What the exercise asks: Below is a block of records. Copy every line in it that contains the word "свѣтящаяся".

Provided entries:
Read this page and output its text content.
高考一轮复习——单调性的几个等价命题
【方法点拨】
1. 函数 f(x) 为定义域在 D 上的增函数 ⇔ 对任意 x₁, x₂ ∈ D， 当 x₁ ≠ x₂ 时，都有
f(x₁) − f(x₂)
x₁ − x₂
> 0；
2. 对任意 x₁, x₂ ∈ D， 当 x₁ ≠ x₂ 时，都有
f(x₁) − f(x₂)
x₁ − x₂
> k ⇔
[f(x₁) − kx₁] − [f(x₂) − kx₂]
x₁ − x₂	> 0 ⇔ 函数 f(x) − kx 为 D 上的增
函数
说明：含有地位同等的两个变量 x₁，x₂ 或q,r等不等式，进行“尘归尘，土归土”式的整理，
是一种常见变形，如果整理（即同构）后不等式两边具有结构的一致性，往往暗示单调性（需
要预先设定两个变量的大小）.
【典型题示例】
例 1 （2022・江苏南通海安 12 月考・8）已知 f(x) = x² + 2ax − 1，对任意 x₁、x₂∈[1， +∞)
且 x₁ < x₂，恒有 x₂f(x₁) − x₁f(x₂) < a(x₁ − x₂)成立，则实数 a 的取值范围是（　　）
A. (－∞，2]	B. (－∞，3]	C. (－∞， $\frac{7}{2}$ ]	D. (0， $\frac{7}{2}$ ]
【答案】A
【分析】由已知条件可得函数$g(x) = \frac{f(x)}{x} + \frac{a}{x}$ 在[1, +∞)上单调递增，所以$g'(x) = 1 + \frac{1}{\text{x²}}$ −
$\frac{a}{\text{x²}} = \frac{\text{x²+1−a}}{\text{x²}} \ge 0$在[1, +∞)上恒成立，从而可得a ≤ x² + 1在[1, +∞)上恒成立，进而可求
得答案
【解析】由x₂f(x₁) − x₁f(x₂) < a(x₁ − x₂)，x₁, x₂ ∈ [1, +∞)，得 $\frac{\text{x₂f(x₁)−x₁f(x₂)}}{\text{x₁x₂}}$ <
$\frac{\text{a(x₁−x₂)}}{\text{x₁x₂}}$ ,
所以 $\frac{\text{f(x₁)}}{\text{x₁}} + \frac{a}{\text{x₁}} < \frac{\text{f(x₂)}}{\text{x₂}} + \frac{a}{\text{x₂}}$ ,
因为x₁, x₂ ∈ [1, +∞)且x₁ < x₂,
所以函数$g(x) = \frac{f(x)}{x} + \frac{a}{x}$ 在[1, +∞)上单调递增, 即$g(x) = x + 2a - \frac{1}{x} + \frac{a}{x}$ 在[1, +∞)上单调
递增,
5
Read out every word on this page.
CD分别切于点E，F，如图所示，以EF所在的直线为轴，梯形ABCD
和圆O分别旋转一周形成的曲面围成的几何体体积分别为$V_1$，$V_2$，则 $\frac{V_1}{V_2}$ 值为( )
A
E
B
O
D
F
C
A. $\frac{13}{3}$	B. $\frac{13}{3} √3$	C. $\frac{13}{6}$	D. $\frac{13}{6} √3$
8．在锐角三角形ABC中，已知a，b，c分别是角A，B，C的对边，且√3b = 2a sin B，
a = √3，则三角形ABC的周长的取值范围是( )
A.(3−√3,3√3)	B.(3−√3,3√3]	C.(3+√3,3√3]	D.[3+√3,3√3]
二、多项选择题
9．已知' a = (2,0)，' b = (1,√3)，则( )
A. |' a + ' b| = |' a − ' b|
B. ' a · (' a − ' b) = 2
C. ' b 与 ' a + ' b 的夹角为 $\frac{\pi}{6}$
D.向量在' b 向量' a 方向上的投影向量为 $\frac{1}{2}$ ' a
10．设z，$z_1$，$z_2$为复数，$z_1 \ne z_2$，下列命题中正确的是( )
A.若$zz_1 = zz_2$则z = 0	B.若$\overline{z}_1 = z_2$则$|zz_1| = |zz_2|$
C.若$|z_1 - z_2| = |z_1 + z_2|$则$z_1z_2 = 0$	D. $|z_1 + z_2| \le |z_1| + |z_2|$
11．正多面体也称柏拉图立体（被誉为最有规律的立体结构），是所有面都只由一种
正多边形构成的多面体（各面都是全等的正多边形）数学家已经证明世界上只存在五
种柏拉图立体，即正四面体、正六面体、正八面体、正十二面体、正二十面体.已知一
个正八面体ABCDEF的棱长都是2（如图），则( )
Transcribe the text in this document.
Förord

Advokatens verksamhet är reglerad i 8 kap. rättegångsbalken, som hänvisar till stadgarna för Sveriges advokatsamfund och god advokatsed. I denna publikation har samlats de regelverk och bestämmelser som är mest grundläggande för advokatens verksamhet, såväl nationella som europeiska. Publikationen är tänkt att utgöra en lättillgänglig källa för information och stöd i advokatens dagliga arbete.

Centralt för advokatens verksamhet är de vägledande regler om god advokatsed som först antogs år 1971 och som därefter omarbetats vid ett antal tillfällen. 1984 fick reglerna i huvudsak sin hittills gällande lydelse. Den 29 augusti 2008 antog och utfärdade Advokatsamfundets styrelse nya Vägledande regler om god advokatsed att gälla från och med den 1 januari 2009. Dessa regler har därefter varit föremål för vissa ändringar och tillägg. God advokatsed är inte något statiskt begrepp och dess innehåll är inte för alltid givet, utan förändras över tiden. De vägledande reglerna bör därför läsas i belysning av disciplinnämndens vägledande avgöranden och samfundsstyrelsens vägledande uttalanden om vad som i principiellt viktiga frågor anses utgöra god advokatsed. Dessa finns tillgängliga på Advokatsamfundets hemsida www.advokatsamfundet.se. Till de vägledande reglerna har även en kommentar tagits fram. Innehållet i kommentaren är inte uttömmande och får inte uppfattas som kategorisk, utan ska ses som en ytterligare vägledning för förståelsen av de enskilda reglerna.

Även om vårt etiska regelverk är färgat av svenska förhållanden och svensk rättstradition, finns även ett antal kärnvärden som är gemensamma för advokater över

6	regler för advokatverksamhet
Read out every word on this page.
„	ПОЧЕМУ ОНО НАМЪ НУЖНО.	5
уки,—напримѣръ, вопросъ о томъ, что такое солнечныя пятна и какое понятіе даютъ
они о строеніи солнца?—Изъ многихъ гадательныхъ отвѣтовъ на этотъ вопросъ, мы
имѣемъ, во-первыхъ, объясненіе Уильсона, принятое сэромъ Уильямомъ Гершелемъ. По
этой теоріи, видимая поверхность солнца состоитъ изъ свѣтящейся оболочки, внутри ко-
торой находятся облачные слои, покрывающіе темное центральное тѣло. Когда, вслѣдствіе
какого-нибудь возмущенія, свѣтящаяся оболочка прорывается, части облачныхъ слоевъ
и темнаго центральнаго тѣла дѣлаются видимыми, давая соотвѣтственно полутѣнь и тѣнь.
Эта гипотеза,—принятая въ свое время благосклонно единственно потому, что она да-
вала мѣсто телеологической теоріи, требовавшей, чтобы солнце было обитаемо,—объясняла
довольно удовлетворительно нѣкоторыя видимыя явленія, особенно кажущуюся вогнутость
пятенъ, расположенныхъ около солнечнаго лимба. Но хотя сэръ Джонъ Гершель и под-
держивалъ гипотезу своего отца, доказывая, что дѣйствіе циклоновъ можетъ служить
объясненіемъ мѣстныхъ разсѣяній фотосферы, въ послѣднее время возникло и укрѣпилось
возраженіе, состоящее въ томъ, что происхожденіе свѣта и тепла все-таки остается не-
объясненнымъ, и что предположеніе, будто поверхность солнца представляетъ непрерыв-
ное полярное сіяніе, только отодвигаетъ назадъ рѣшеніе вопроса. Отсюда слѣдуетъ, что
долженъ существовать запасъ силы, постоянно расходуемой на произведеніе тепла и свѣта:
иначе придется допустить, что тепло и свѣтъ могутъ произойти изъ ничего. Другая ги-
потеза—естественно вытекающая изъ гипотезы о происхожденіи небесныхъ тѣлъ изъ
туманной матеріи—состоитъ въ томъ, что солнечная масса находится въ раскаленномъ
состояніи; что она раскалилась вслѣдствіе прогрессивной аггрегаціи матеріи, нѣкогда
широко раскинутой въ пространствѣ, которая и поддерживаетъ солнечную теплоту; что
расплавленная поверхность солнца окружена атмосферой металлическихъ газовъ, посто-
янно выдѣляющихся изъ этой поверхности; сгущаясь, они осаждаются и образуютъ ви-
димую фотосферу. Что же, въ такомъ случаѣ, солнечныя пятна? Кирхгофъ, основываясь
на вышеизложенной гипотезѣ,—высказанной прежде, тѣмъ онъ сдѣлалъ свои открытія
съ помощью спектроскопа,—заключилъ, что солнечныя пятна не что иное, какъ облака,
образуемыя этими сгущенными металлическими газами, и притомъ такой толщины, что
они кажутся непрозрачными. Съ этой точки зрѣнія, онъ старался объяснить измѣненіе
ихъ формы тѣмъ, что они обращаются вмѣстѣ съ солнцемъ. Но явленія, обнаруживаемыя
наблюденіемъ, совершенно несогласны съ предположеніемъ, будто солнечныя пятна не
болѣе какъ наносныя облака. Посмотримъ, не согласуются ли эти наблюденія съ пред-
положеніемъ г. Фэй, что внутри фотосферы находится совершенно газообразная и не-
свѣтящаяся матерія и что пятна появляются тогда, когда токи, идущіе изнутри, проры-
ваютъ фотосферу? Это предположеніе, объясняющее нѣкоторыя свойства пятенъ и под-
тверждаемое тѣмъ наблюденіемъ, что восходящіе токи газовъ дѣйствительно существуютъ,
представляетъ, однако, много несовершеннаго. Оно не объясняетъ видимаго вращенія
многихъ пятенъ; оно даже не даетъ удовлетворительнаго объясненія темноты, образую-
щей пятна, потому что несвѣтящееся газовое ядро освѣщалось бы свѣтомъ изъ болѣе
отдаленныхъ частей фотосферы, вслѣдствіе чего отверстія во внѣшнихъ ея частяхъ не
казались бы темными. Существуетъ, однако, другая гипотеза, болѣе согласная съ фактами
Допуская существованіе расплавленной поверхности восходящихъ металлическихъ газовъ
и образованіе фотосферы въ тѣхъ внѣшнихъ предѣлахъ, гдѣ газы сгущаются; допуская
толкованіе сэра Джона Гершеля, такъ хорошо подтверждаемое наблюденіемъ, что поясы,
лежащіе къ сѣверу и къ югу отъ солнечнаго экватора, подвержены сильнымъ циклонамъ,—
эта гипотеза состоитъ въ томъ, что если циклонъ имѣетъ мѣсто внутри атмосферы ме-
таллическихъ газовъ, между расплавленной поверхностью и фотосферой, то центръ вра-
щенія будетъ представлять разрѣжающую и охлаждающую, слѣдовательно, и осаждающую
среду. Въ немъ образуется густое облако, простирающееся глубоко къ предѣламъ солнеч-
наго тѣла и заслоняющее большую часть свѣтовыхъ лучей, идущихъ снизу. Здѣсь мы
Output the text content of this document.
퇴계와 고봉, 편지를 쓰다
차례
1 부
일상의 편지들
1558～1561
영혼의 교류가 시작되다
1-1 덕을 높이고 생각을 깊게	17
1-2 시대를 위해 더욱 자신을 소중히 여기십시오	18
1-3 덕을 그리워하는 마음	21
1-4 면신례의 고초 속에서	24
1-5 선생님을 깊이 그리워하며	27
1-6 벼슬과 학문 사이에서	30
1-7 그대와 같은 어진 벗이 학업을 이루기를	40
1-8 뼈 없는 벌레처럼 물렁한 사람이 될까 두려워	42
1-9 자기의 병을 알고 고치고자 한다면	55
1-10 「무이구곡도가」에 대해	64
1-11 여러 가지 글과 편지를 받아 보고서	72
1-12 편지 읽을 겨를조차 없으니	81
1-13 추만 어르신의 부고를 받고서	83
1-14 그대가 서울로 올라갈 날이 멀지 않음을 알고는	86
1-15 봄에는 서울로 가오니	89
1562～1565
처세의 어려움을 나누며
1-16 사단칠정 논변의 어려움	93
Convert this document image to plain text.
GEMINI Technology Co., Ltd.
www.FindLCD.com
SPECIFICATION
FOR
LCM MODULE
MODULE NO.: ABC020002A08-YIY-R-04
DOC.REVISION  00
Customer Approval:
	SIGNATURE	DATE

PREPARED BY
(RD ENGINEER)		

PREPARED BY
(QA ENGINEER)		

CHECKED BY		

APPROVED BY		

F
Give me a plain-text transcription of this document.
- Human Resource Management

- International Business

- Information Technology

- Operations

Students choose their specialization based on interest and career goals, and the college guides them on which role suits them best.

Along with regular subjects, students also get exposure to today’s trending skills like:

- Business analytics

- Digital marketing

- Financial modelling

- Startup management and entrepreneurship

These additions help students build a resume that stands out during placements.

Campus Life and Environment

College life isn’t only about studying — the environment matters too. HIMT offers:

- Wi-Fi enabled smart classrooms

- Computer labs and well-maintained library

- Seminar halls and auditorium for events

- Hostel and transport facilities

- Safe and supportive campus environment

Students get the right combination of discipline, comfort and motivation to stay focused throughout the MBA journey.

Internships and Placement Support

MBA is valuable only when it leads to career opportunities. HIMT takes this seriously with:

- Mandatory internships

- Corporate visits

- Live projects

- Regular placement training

Reply to the task:
какого-нибудь возмущенія, свѣтящаяся оболочка прорывается, части облачныхъ слоевъ
свѣтящаяся матерія и что пятна появляются тогда, когда токи, идущіе изнутри, проры-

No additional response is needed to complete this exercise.